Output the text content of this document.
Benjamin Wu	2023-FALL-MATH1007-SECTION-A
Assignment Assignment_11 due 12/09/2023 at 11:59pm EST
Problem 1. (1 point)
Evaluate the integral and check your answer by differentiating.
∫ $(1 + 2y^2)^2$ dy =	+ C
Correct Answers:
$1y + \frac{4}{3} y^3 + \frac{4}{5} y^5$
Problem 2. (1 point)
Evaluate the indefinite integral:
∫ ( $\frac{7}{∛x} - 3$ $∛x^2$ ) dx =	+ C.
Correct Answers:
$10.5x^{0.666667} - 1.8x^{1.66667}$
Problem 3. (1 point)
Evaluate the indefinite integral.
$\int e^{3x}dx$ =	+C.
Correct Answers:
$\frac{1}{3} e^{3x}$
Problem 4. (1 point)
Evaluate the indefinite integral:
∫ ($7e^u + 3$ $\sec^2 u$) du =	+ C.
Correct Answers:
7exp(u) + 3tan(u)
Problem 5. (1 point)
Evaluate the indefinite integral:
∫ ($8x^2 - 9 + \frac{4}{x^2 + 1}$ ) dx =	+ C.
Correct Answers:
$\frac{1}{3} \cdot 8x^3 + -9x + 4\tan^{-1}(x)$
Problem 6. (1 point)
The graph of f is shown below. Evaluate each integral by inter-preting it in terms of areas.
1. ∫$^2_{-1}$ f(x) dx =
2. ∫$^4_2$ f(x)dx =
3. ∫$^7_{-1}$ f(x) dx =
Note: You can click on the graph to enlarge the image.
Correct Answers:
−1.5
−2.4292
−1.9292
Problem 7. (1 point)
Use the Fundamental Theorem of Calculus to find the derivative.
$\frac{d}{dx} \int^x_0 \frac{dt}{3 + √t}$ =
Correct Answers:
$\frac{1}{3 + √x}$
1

= = = =

Stated goal
Only lines with the word "point" should be collected from the material.

Output for this task
Problem 1. (1 point)
Problem 2. (1 point)
Problem 3. (1 point)
Problem 4. (1 point)
Problem 5. (1 point)
Problem 6. (1 point)
Problem 7. (1 point)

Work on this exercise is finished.